# Objective:
Repeat the lines below exactly as they appear, but leave out the images.

# start of Data supplied

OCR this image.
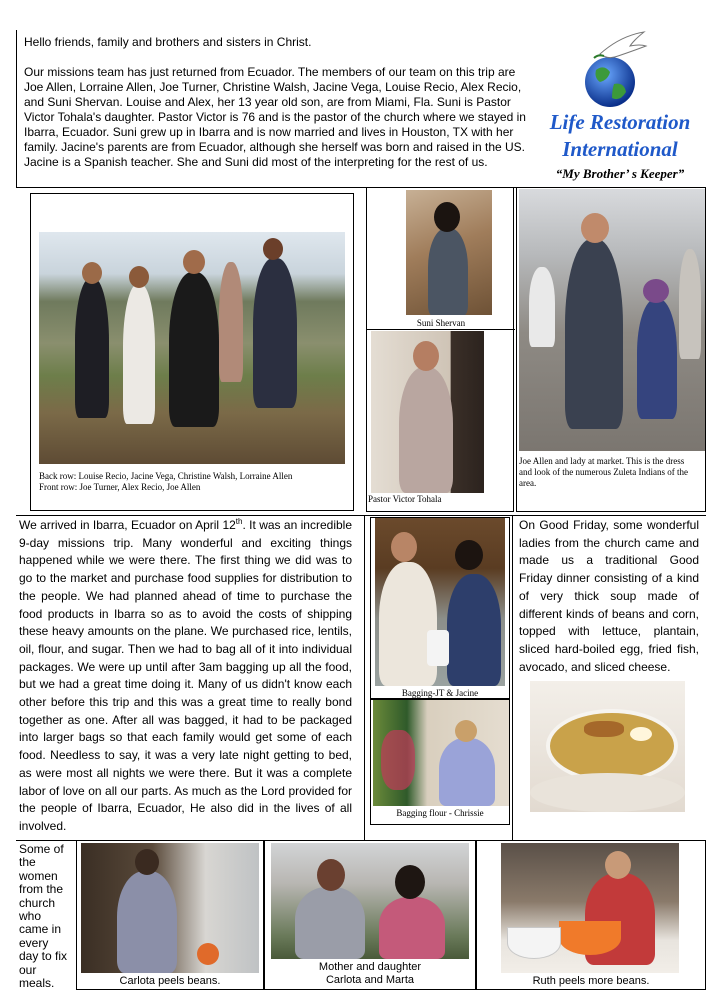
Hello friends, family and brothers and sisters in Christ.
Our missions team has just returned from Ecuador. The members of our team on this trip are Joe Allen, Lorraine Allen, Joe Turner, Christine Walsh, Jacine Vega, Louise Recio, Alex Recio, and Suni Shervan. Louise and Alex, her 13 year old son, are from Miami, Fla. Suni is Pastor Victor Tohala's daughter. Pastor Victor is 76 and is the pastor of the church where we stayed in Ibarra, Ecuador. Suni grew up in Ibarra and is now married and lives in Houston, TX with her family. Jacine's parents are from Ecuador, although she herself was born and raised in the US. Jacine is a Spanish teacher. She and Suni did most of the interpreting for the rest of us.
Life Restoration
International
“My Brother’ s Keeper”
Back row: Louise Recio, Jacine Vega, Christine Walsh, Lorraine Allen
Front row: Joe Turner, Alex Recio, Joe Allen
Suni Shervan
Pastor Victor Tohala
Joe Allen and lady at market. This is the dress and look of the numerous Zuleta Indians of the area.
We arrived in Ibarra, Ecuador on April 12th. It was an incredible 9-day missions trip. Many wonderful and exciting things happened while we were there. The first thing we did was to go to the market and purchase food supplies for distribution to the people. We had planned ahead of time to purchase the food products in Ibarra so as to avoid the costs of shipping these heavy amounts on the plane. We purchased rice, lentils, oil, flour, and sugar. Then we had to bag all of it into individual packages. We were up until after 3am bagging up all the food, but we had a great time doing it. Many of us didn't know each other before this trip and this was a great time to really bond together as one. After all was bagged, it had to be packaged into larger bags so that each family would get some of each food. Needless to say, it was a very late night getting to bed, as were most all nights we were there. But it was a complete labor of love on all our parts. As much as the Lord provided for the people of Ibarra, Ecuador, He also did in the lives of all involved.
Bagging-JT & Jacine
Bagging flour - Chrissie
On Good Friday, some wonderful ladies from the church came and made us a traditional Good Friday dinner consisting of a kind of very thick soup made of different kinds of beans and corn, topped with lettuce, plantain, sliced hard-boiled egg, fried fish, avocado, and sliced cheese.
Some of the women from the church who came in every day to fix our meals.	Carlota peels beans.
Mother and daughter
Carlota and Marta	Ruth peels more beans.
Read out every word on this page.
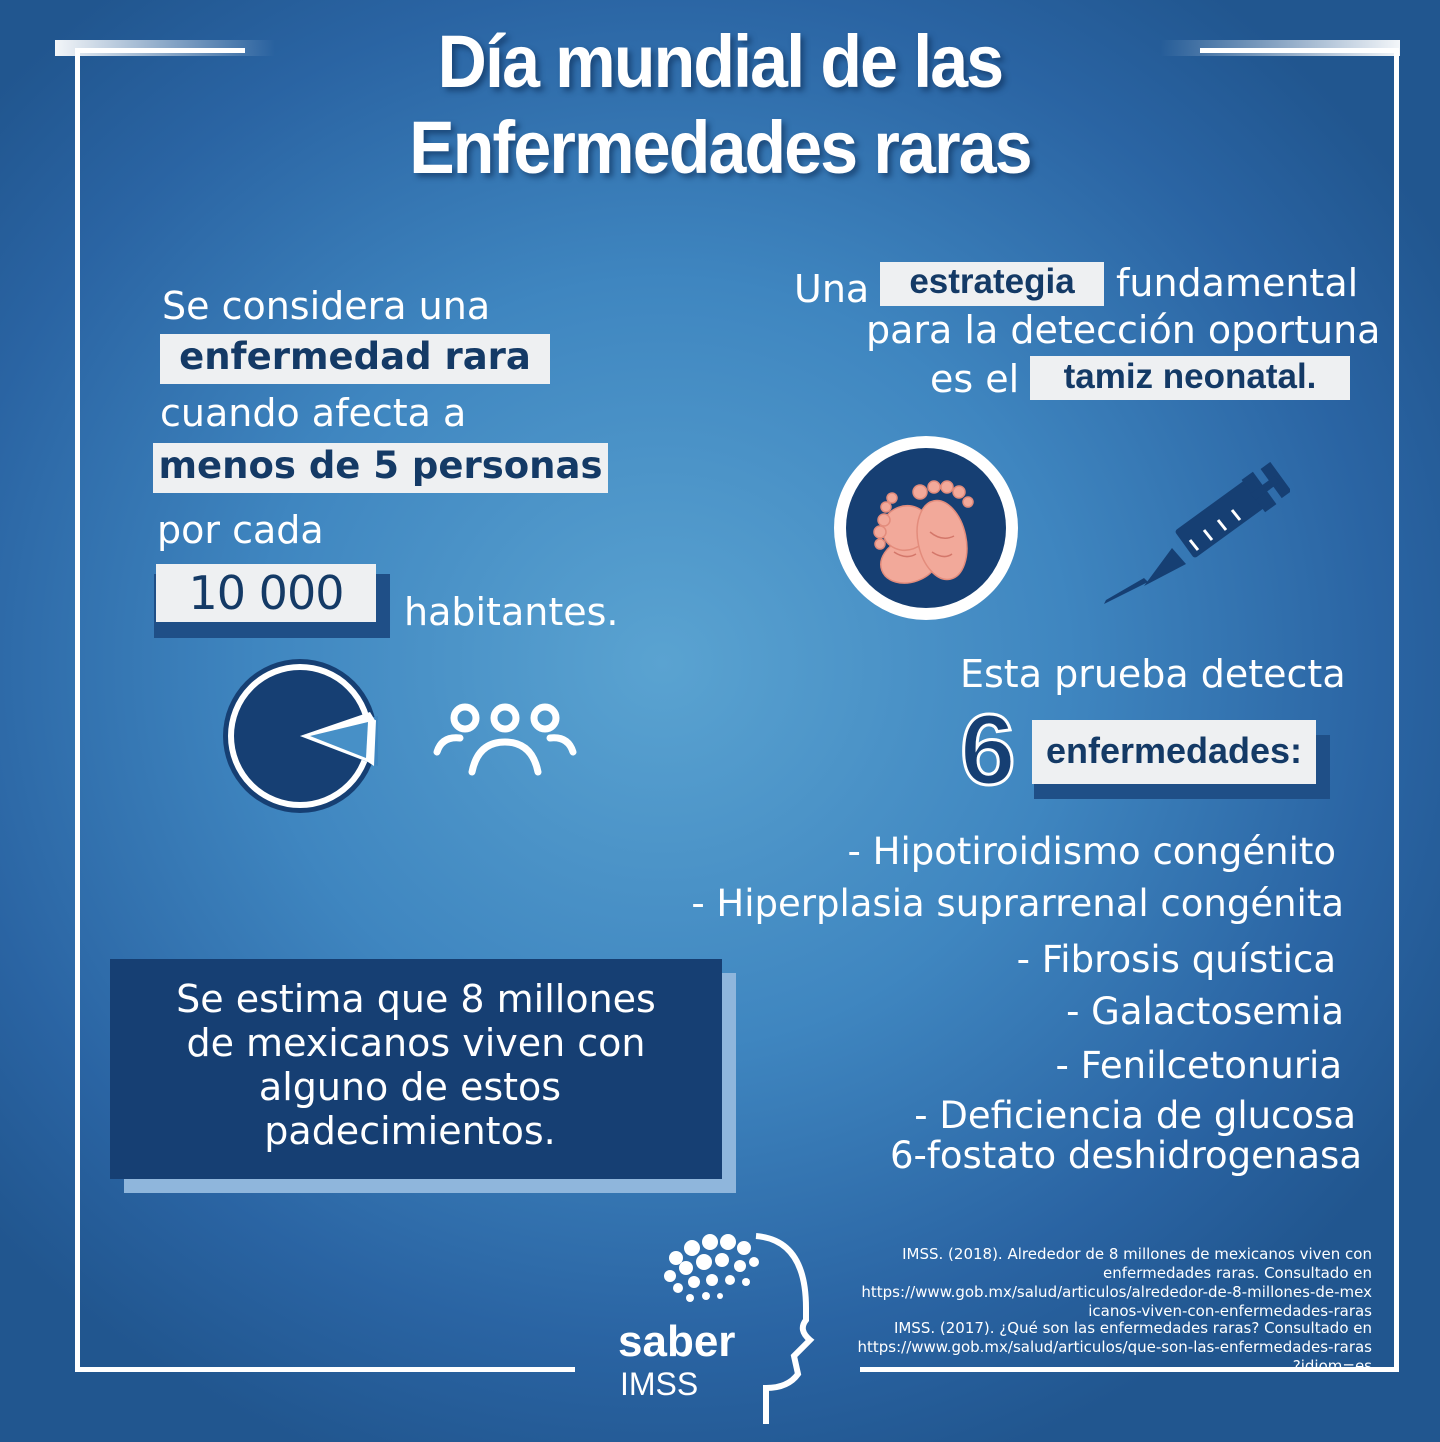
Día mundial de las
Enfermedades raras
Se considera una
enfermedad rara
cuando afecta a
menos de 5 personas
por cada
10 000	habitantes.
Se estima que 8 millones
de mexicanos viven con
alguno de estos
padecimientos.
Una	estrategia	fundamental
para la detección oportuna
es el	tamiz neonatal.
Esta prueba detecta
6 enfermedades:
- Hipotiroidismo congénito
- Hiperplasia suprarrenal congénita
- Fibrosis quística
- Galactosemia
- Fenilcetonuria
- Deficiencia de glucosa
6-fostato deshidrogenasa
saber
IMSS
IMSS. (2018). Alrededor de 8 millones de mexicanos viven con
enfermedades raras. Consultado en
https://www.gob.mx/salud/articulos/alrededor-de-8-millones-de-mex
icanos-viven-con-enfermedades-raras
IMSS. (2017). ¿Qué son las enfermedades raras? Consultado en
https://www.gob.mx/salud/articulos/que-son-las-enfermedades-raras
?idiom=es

# end of Data supplied

# Result of this task:
OCR this image.
Hello friends, family and brothers and sisters in Christ.
Our missions team has just returned from Ecuador. The members of our team on this trip are Joe Allen, Lorraine Allen, Joe Turner, Christine Walsh, Jacine Vega, Louise Recio, Alex Recio, and Suni Shervan. Louise and Alex, her 13 year old son, are from Miami, Fla. Suni is Pastor Victor Tohala's daughter. Pastor Victor is 76 and is the pastor of the church where we stayed in Ibarra, Ecuador. Suni grew up in Ibarra and is now married and lives in Houston, TX with her family. Jacine's parents are from Ecuador, although she herself was born and raised in the US. Jacine is a Spanish teacher. She and Suni did most of the interpreting for the rest of us.
Life Restoration
International
“My Brother’ s Keeper”
Back row: Louise Recio, Jacine Vega, Christine Walsh, Lorraine Allen
Front row: Joe Turner, Alex Recio, Joe Allen
Suni Shervan
Pastor Victor Tohala
Joe Allen and lady at market. This is the dress and look of the numerous Zuleta Indians of the area.
We arrived in Ibarra, Ecuador on April 12th. It was an incredible 9-day missions trip. Many wonderful and exciting things happened while we were there. The first thing we did was to go to the market and purchase food supplies for distribution to the people. We had planned ahead of time to purchase the food products in Ibarra so as to avoid the costs of shipping these heavy amounts on the plane. We purchased rice, lentils, oil, flour, and sugar. Then we had to bag all of it into individual packages. We were up until after 3am bagging up all the food, but we had a great time doing it. Many of us didn't know each other before this trip and this was a great time to really bond together as one. After all was bagged, it had to be packaged into larger bags so that each family would get some of each food. Needless to say, it was a very late night getting to bed, as were most all nights we were there. But it was a complete labor of love on all our parts. As much as the Lord provided for the people of Ibarra, Ecuador, He also did in the lives of all involved.
Bagging-JT & Jacine
Bagging flour - Chrissie
On Good Friday, some wonderful ladies from the church came and made us a traditional Good Friday dinner consisting of a kind of very thick soup made of different kinds of beans and corn, topped with lettuce, plantain, sliced hard-boiled egg, fried fish, avocado, and sliced cheese.
Some of the women from the church who came in every day to fix our meals.	Carlota peels beans.
Mother and daughter
Carlota and Marta	Ruth peels more beans.
Read out every word on this page.
Día mundial de las
Enfermedades raras
Se considera una
enfermedad rara
cuando afecta a
menos de 5 personas
por cada
10 000	habitantes.
Se estima que 8 millones
de mexicanos viven con
alguno de estos
padecimientos.
Una	estrategia	fundamental
para la detección oportuna
es el	tamiz neonatal.
Esta prueba detecta
6 enfermedades:
- Hipotiroidismo congénito
- Hiperplasia suprarrenal congénita
- Fibrosis quística
- Galactosemia
- Fenilcetonuria
- Deficiencia de glucosa
6-fostato deshidrogenasa
saber
IMSS
IMSS. (2018). Alrededor de 8 millones de mexicanos viven con
enfermedades raras. Consultado en
https://www.gob.mx/salud/articulos/alrededor-de-8-millones-de-mex
icanos-viven-con-enfermedades-raras
IMSS. (2017). ¿Qué son las enfermedades raras? Consultado en
https://www.gob.mx/salud/articulos/que-son-las-enfermedades-raras
?idiom=es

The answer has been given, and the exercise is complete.